◆ **TASK DIRECTIONS**
Take each line containing the word "selected" and copy it.

◆ **RECORDED DATA**
----

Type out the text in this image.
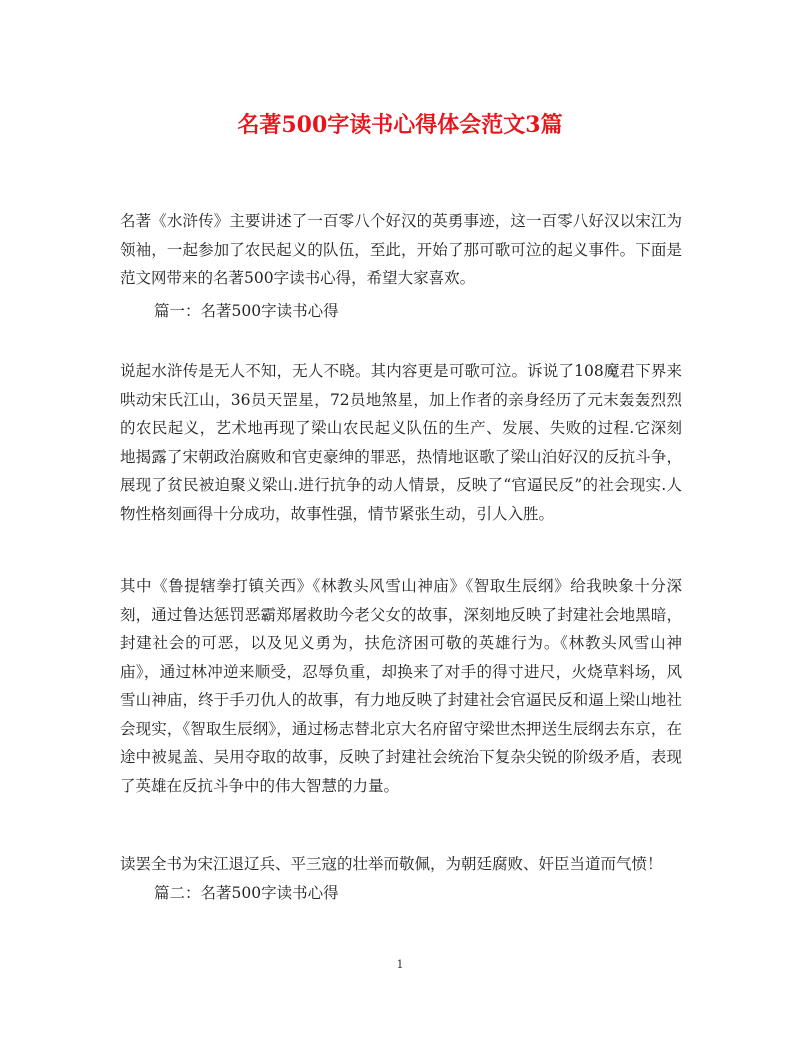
名著500字读书心得体会范文3篇

名著《水浒传》主要讲述了一百零八个好汉的英勇事迹，这一百零八好汉以宋江为领袖，一起参加了农民起义的队伍，至此，开始了那可歌可泣的起义事件。下面是范文网带来的名著500字读书心得，希望大家喜欢。

篇一：名著500字读书心得

说起水浒传是无人不知，无人不晓。其内容更是可歌可泣。诉说了108魔君下界来哄动宋氏江山，36员天罡星，72员地煞星，加上作者的亲身经历了元末轰轰烈烈的农民起义，艺术地再现了梁山农民起义队伍的生产、发展、失败的过程.它深刻地揭露了宋朝政治腐败和官吏豪绅的罪恶，热情地讴歌了梁山泊好汉的反抗斗争，展现了贫民被迫聚义梁山.进行抗争的动人情景，反映了“官逼民反”的社会现实.人物性格刻画得十分成功，故事性强，情节紧张生动，引人入胜。

其中《鲁提辖拳打镇关西》《林教头风雪山神庙》《智取生辰纲》给我映象十分深刻，通过鲁达惩罚恶霸郑屠救助今老父女的故事，深刻地反映了封建社会地黑暗，封建社会的可恶，以及见义勇为，扶危济困可敬的英雄行为。《林教头风雪山神庙》，通过林冲逆来顺受，忍辱负重，却换来了对手的得寸进尺，火烧草料场，风雪山神庙，终于手刃仇人的故事，有力地反映了封建社会官逼民反和逼上梁山地社会现实，《智取生辰纲》，通过杨志替北京大名府留守梁世杰押送生辰纲去东京，在途中被晁盖、吴用夺取的故事，反映了封建社会统治下复杂尖锐的阶级矛盾，表现了英雄在反抗斗争中的伟大智慧的力量。

读罢全书为宋江退辽兵、平三寇的壮举而敬佩，为朝廷腐败、奸臣当道而气愤！

篇二：名著500字读书心得

1
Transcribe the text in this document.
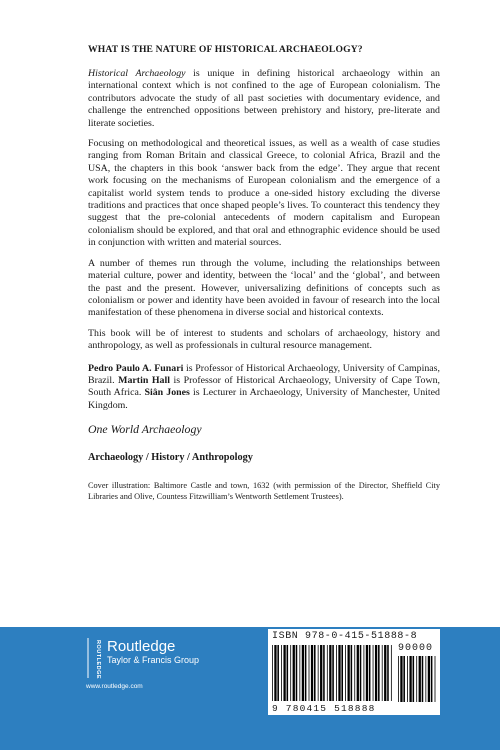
WHAT IS THE NATURE OF HISTORICAL ARCHAEOLOGY?

Historical Archaeology is unique in defining historical archaeology within an international context which is not confined to the age of European colonialism. The contributors advocate the study of all past societies with documentary evidence, and challenge the entrenched oppositions between prehistory and history, pre-literate and literate societies.

Focusing on methodological and theoretical issues, as well as a wealth of case studies ranging from Roman Britain and classical Greece, to colonial Africa, Brazil and the USA, the chapters in this book ‘answer back from the edge’. They argue that recent work focusing on the mechanisms of European colonialism and the emergence of a capitalist world system tends to produce a one-sided history excluding the diverse traditions and practices that once shaped people’s lives. To counteract this tendency they suggest that the pre-colonial antecedents of modern capitalism and European colonialism should be explored, and that oral and ethnographic evidence should be used in conjunction with written and material sources.

A number of themes run through the volume, including the relationships between material culture, power and identity, between the ‘local’ and the ‘global’, and between the past and the present. However, universalizing definitions of concepts such as colonialism or power and identity have been avoided in favour of research into the local manifestation of these phenomena in diverse social and historical contexts.

This book will be of interest to students and scholars of archaeology, history and anthropology, as well as professionals in cultural resource management.

Pedro Paulo A. Funari is Professor of Historical Archaeology, University of Campinas, Brazil. Martin Hall is Professor of Historical Archaeology, University of Cape Town, South Africa. Siân Jones is Lecturer in Archaeology, University of Manchester, United Kingdom.

One World Archaeology
Archaeology / History / Anthropology

Cover illustration: Baltimore Castle and town, 1632 (with permission of the Director, Sheffield City Libraries and Olive, Countess Fitzwilliam’s Wentworth Settlement Trustees).

ROUTLEDGE Routledge
Taylor & Francis Group
www.routledge.com
ISBN 978-0-415-51888-8
90000
9 780415 518888
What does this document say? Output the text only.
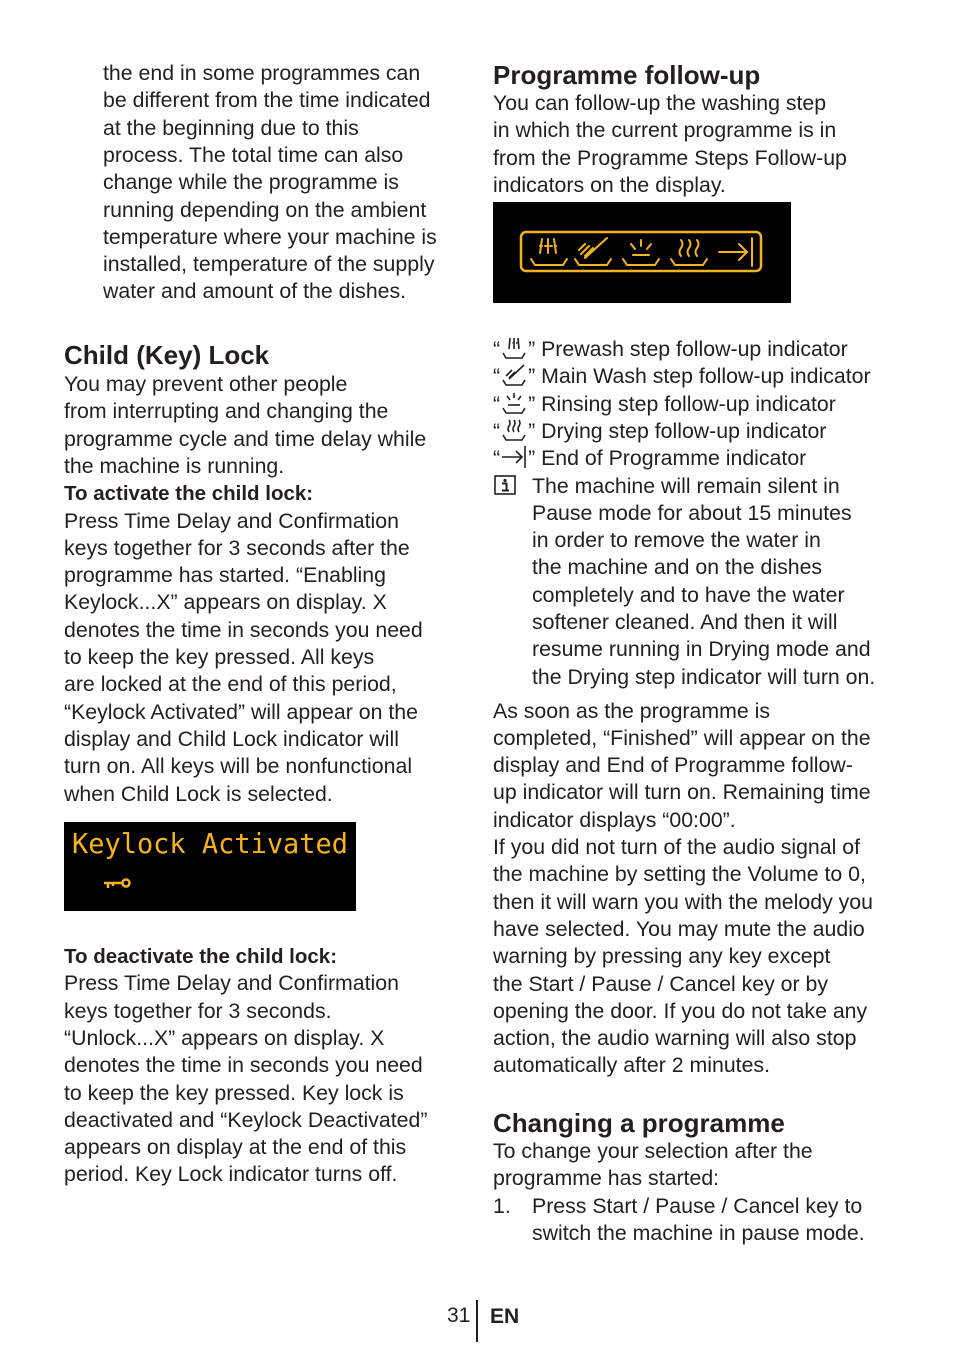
the end in some programmes can

be different from the time indicated

at the beginning due to this

process. The total time can also

change while the programme is

running depending on the ambient

temperature where your machine is

installed, temperature of the supply

water and amount of the dishes.

Child (Key) Lock

You may prevent other people

from interrupting and changing the

programme cycle and time delay while

the machine is running.

To activate the child lock:

Press Time Delay and Confirmation

keys together for 3 seconds after the

programme has started. “Enabling

Keylock...X” appears on display. X

denotes the time in seconds you need

to keep the key pressed. All keys

are locked at the end of this period,

“Keylock Activated” will appear on the

display and Child Lock indicator will

turn on. All keys will be nonfunctional

when Child Lock is selected.

Keylock Activated

To deactivate the child lock:

Press Time Delay and Confirmation

keys together for 3 seconds.

“Unlock...X” appears on display. X

denotes the time in seconds you need

to keep the key pressed. Key lock is

deactivated and “Keylock Deactivated”

appears on display at the end of this

period. Key Lock indicator turns off.

Programme follow-up

You can follow-up the washing step

in which the current programme is in

from the Programme Steps Follow-up

indicators on the display.

“ ” Prewash step follow-up indicator
“ ” Main Wash step follow-up indicator
“ ” Rinsing step follow-up indicator
“ ” Drying step follow-up indicator
“ ” End of Programme indicator

The machine will remain silent in

Pause mode for about 15 minutes

in order to remove the water in

the machine and on the dishes

completely and to have the water

softener cleaned. And then it will

resume running in Drying mode and

the Drying step indicator will turn on.

As soon as the programme is

completed, “Finished” will appear on the

display and End of Programme follow-

up indicator will turn on. Remaining time

indicator displays “00:00”.

If you did not turn of the audio signal of

the machine by setting the Volume to 0,

then it will warn you with the melody you

have selected. You may mute the audio

warning by pressing any key except

the Start / Pause / Cancel key or by

opening the door. If you do not take any

action, the audio warning will also stop

automatically after 2 minutes.

Changing a programme

To change your selection after the

programme has started:

1. Press Start / Pause / Cancel key to

switch the machine in pause mode.

31 EN
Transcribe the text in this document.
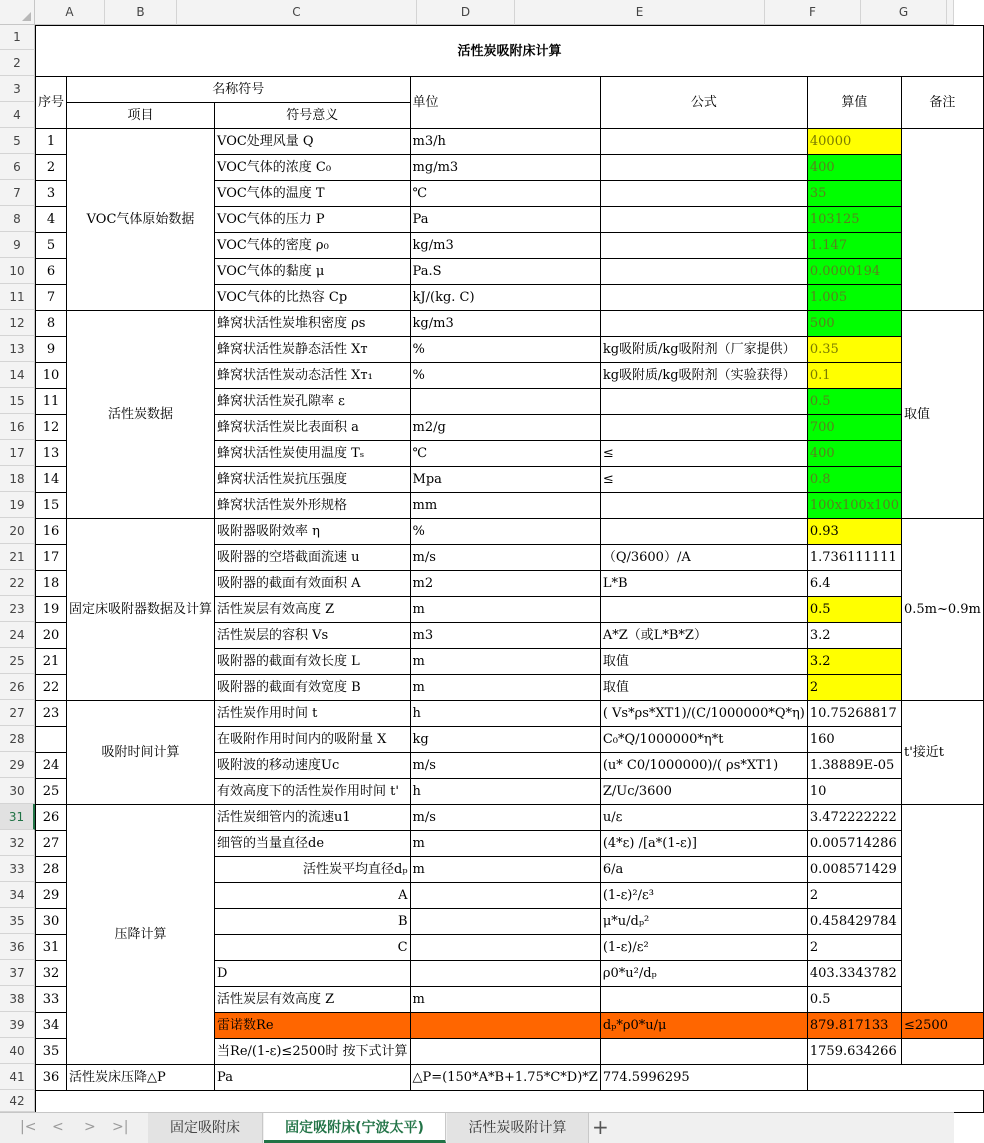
A	B	C	D	E	F	G
1
2
3
4
5
6
7
8
9
10
11
12
13
14
15
16
17
18
19
20
21
22
23
24
25
26
27
28
29
30
31
32
33
34
35
36
37
38
39
40
41
42
活性炭吸附床计算						

序号	名称符号		单位	公式	算值	备注
	项目	符号意义				
1	VOC气体原始数据	VOC处理风量 Q	m3/h		40000	
2		VOC气体的浓度 C₀	mg/m3		400	
3		VOC气体的温度 T	℃		35	
4		VOC气体的压力 P	Pa		103125	
5		VOC气体的密度 ρ₀	kg/m3		1.147	
6		VOC气体的黏度 μ	Pa.S		0.0000194	
7		VOC气体的比热容 Cp	kJ/(kg. C)		1.005	
8	活性炭数据	蜂窝状活性炭堆积密度 ρs	kg/m3		500	取值
9		蜂窝状活性炭静态活性 Xᴛ	%	kg吸附质/kg吸附剂（厂家提供）	0.35	
10		蜂窝状活性炭动态活性 Xᴛ₁	%	kg吸附质/kg吸附剂（实验获得）	0.1	
11		蜂窝状活性炭孔隙率 ε			0.5	
12		蜂窝状活性炭比表面积 a	m2/g		700	
13		蜂窝状活性炭使用温度 Tₛ	℃	≤	400	
14		蜂窝状活性炭抗压强度	Mpa	≤	0.8	
15		蜂窝状活性炭外形规格	mm		100x100x100	
16	固定床吸附器数据及计算	吸附器吸附效率 η	%		0.93	0.5m~0.9m
17		吸附器的空塔截面流速 u	m/s	（Q/3600）/A	1.736111111	
18		吸附器的截面有效面积 A	m2	L*B	6.4	
19		活性炭层有效高度 Z	m		0.5	
20		活性炭层的容积 Vs	m3	A*Z（或L*B*Z）	3.2	
21		吸附器的截面有效长度 L	m	取值	3.2	
22		吸附器的截面有效宽度 B	m	取值	2	
23	吸附时间计算	活性炭作用时间 t	h	( Vs*ρs*XT1)/(C/1000000*Q*η)	10.75268817	t'接近t
		在吸附作用时间内的吸附量 X	kg	C₀*Q/1000000*η*t	160	
24		吸附波的移动速度Uc	m/s	(u* C0/1000000)/( ρs*XT1)	1.38889E-05	
25		有效高度下的活性炭作用时间 t'	h	Z/Uc/3600	10	
26	压降计算	活性炭细管内的流速u1	m/s	u/ε	3.472222222	
27		细管的当量直径de	m	(4*ε) /[a*(1-ε)]	0.005714286	
28		活性炭平均直径dₚ	m	6/a	0.008571429	
29		A		(1-ε)²/ε³	2	
30		B		μ*u/dₚ²	0.458429784	
31		C		(1-ε)/ε²	2	
32		D		ρ0*u²/dₚ	403.3343782	
33		活性炭层有效高度 Z	m		0.5	
34		雷诺数Re		dₚ*ρ0*u/μ	879.817133	≤2500
35		当Re/(1-ε)≤2500时 按下式计算			1759.634266	
36	活性炭床压降△P	Pa	△P=(150*A*B+1.75*C*D)*Z	774.5996295		

|< < > >|	固定吸附床	固定吸附床(宁波太平)	活性炭吸附计算	+
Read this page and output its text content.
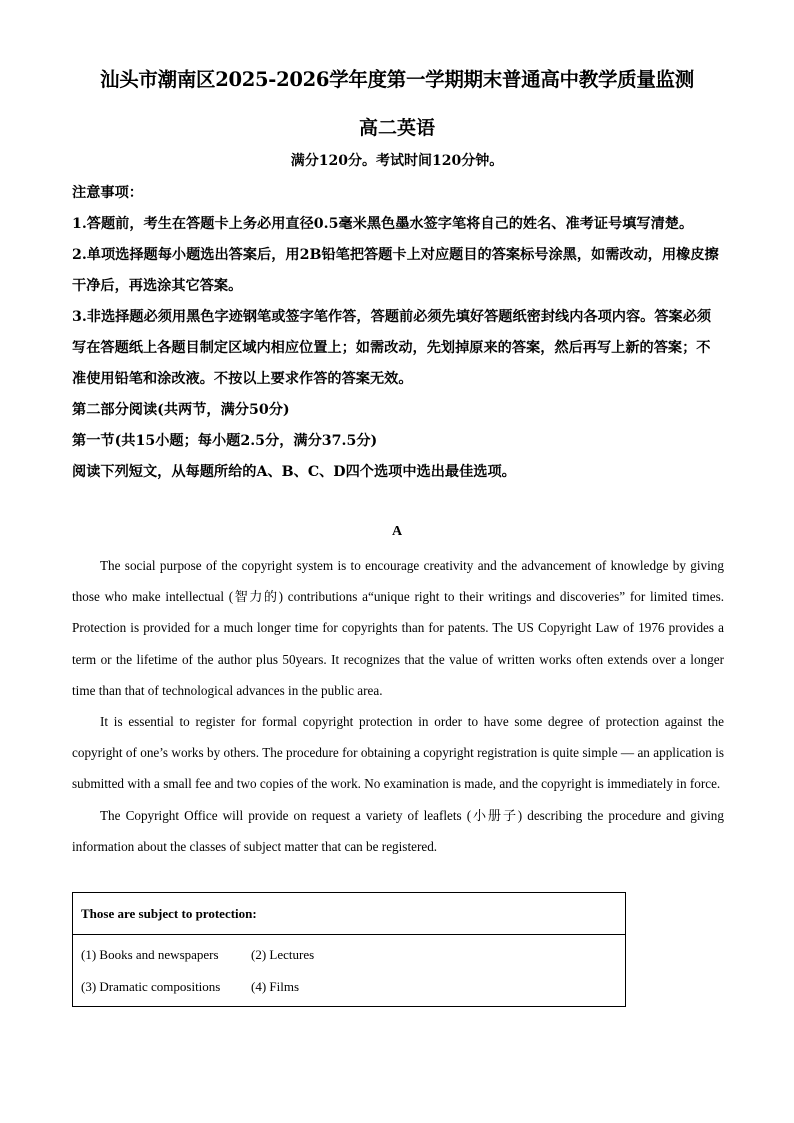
汕头市潮南区2025-2026学年度第一学期期末普通高中教学质量监测
高二英语
满分120分。考试时间120分钟。

注意事项：

1.答题前，考生在答题卡上务必用直径0.5毫米黑色墨水签字笔将自己的姓名、准考证号填写清楚。

2.单项选择题每小题选出答案后，用2B铅笔把答题卡上对应题目的答案标号涂黑，如需改动，用橡皮擦干净后，再选涂其它答案。

3.非选择题必须用黑色字迹钢笔或签字笔作答，答题前必须先填好答题纸密封线内各项内容。答案必须写在答题纸上各题目制定区域内相应位置上；如需改动，先划掉原来的答案，然后再写上新的答案；不准使用铅笔和涂改液。不按以上要求作答的答案无效。

第二部分阅读(共两节，满分50分)

第一节(共15小题；每小题2.5分，满分37.5分)

阅读下列短文，从每题所给的A、B、C、D四个选项中选出最佳选项。

A

The social purpose of the copyright system is to encourage creativity and the advancement of knowledge by giving those who make intellectual (智力的) contributions a“unique right to their writings and discoveries” for limited times. Protection is provided for a much longer time for copyrights than for patents. The US Copyright Law of 1976 provides a term or the lifetime of the author plus 50years. It recognizes that the value of written works often extends over a longer time than that of technological advances in the public area.

It is essential to register for formal copyright protection in order to have some degree of protection against the copyright of one’s works by others. The procedure for obtaining a copyright registration is quite simple — an application is submitted with a small fee and two copies of the work. No examination is made, and the copyright is immediately in force.

The Copyright Office will provide on request a variety of leaflets (小册子) describing the procedure and giving information about the classes of subject matter that can be registered.

Those are subject to protection:
(1) Books and newspapers (2) Lectures
(3) Dramatic compositions (4) Films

----

◆ **ANSWER FOR THIS EXERCISE**
when Child Lock is selected.
have selected. You may mute the audio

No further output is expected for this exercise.